■ **GOAL**
Copy, from the entries below, each line in which the string "this" appears.

[TASK MATERIAL start]

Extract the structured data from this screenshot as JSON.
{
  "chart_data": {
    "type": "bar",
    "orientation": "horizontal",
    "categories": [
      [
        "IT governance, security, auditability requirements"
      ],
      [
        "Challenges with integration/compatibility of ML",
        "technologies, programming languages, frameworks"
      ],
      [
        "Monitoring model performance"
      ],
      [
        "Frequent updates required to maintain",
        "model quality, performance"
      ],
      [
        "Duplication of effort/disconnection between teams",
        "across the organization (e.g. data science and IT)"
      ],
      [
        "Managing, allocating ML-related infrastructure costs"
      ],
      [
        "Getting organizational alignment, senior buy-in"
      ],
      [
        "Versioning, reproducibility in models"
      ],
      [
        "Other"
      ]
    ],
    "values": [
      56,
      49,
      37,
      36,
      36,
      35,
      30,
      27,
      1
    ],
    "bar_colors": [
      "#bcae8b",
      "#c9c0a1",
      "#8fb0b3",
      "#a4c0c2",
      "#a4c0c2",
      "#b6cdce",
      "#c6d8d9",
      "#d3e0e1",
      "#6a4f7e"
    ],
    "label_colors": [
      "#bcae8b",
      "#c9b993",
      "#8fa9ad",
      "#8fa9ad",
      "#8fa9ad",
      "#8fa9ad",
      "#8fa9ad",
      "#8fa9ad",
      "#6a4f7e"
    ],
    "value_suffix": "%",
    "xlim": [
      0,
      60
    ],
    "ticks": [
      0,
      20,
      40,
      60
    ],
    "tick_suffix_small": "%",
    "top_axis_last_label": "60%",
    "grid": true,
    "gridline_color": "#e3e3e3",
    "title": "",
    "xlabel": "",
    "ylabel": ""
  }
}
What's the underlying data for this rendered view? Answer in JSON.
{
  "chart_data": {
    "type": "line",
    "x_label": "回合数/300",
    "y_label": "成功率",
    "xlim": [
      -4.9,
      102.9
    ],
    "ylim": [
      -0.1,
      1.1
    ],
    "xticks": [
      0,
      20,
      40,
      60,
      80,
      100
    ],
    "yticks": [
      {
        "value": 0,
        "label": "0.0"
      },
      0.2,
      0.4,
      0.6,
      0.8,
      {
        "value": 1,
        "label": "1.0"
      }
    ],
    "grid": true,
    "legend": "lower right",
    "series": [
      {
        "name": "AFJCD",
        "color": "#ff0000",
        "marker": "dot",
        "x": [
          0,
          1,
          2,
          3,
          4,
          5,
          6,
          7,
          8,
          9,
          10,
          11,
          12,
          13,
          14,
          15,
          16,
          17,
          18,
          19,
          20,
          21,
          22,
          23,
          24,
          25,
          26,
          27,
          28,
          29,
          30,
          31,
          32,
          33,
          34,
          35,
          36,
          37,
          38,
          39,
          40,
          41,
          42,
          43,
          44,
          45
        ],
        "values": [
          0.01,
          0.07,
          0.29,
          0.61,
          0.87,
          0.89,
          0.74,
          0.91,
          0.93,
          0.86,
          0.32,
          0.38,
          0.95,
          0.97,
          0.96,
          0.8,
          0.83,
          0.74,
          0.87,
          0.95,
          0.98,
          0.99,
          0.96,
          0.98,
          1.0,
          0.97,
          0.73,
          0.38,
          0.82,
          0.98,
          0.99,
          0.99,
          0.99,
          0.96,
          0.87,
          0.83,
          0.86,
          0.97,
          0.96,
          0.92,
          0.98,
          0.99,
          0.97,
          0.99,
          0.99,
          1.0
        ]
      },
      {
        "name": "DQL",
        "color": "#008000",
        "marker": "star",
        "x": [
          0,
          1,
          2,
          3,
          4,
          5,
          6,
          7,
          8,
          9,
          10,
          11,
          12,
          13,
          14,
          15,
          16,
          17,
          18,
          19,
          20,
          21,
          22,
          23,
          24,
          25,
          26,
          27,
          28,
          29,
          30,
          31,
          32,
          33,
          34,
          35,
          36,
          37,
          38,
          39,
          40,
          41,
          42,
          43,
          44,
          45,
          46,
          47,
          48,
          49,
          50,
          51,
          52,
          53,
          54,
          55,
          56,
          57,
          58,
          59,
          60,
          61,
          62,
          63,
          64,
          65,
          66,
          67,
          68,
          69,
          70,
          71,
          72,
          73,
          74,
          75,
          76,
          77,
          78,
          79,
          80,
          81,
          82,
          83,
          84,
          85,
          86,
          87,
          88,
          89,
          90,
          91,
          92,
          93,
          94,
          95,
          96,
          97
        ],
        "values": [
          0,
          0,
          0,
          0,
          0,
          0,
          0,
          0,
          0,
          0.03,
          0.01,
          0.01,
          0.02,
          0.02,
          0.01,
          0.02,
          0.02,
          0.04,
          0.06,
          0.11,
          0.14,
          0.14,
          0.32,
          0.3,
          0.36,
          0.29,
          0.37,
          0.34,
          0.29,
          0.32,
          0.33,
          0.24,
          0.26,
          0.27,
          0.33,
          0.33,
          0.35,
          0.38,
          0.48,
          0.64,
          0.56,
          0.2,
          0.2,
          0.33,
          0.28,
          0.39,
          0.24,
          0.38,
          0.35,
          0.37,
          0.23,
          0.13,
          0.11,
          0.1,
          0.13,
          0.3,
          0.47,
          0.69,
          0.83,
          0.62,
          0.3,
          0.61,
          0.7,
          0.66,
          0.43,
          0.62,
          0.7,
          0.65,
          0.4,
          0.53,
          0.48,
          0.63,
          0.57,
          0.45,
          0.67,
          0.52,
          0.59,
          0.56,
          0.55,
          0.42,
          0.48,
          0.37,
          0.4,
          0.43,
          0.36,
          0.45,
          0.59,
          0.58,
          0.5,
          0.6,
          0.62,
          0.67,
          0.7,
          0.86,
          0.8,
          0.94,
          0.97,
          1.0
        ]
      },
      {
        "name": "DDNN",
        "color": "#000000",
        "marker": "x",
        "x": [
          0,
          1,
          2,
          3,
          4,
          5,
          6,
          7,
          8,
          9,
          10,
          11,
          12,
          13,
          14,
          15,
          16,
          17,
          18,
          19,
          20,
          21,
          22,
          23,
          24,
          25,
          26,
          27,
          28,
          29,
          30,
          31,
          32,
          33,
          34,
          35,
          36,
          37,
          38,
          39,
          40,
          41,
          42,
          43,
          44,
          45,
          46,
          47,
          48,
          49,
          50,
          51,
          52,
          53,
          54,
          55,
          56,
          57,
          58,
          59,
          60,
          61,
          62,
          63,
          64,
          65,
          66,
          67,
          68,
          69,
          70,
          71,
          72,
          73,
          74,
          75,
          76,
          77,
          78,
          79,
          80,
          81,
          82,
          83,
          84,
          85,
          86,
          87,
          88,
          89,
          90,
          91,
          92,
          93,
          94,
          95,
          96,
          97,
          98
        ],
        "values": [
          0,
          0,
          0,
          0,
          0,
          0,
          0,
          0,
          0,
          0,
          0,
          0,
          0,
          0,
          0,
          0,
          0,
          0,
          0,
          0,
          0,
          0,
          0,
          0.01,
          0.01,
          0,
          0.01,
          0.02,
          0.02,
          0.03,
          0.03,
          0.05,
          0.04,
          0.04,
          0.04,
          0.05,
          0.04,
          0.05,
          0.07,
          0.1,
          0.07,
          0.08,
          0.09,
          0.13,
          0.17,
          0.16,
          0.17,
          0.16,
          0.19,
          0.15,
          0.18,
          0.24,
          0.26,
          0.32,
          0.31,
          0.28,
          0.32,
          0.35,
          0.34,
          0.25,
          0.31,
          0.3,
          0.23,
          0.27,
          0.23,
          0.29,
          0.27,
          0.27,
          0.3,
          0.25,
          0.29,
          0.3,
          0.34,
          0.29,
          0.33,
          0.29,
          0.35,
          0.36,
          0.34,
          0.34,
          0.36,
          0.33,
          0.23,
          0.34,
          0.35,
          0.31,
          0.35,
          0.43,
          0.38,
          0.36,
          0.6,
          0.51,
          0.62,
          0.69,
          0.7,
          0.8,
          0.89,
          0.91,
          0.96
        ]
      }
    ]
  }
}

[TASK MATERIAL end]

■ **FULL SOLUTION**
Extract the structured data from this screenshot as JSON.
What's the underlying data for this rendered view? Answer in JSON.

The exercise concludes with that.